• [WHAT YOU SHOULD DO]:
Omit every picture and output the rest of the records exactly as they are.

────────────────────

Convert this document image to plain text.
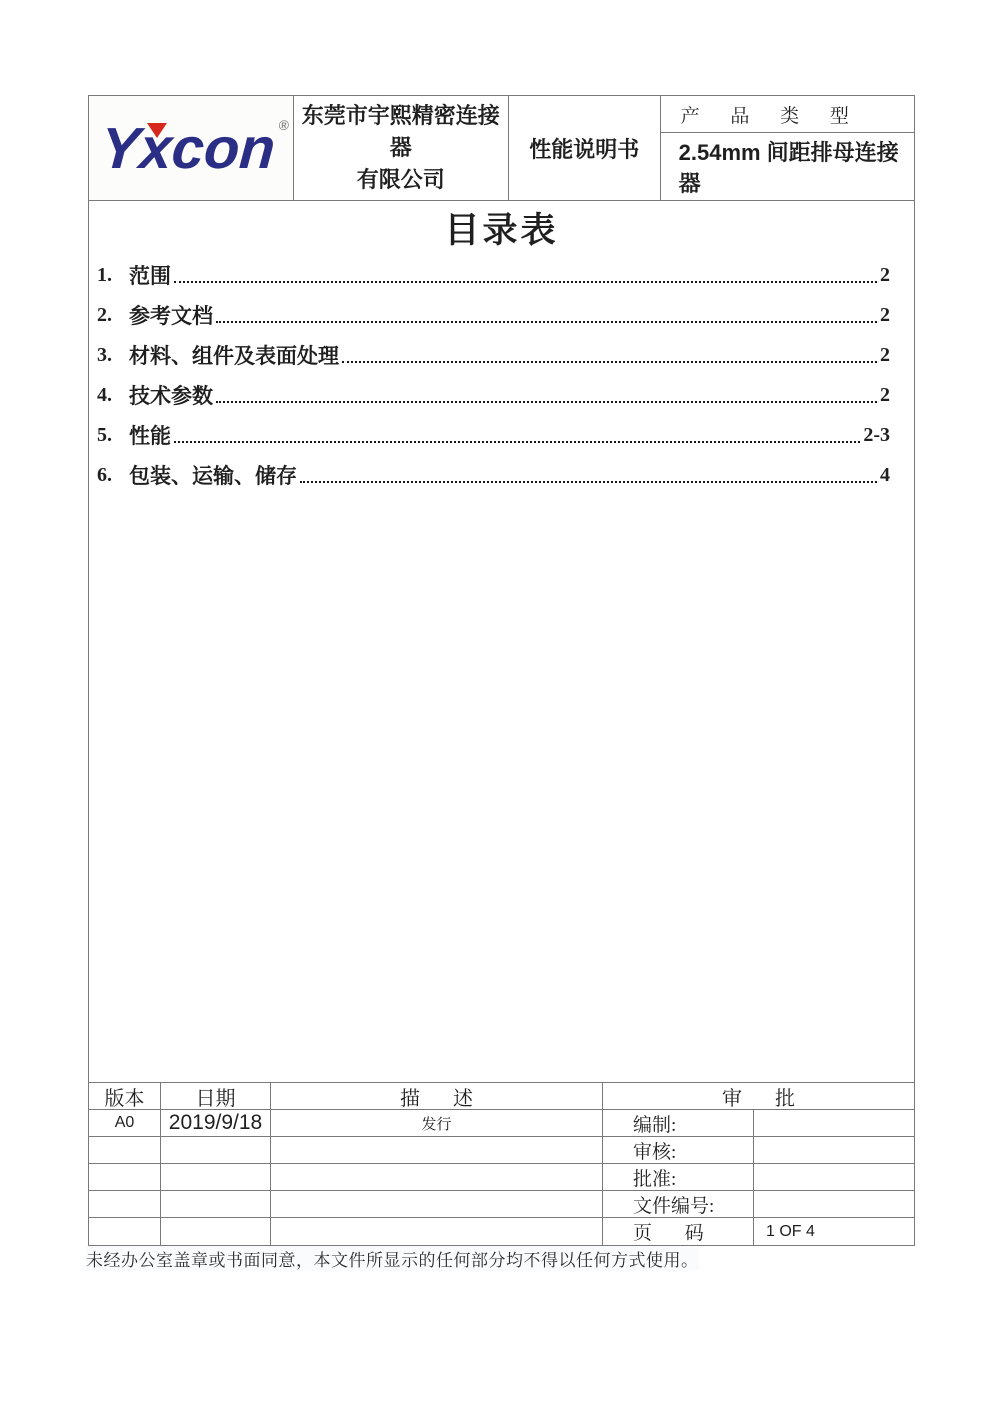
Yxcon® 东莞市宇熙精密连接器
有限公司
性能说明书
产 品 类 型
2.54mm 间距排母连接器
目录表
1. 范围	2
2. 参考文档	2
3. 材料、组件及表面处理	2
4. 技术参数	2
5. 性能	2-3
6. 包装、运输、储存	4
版本	日期	描 述	审 批
A0	2019/9/18	发行	编制:
审核:
批准:
文件编号:
页 码	1 OF 4
未经办公室盖章或书面同意，本文件所显示的任何部分均不得以任何方式使用。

────────────────────

• [SOLUTION TO THIS TASK]:
Convert this document image to plain text.
Yxcon® 东莞市宇熙精密连接器
有限公司
性能说明书
产 品 类 型
2.54mm 间距排母连接器
目录表
1. 范围	2
2. 参考文档	2
3. 材料、组件及表面处理	2
4. 技术参数	2
5. 性能	2-3
6. 包装、运输、储存	4
版本	日期	描 述	审 批
A0	2019/9/18	发行	编制:
审核:
批准:
文件编号:
页 码	1 OF 4
未经办公室盖章或书面同意，本文件所显示的任何部分均不得以任何方式使用。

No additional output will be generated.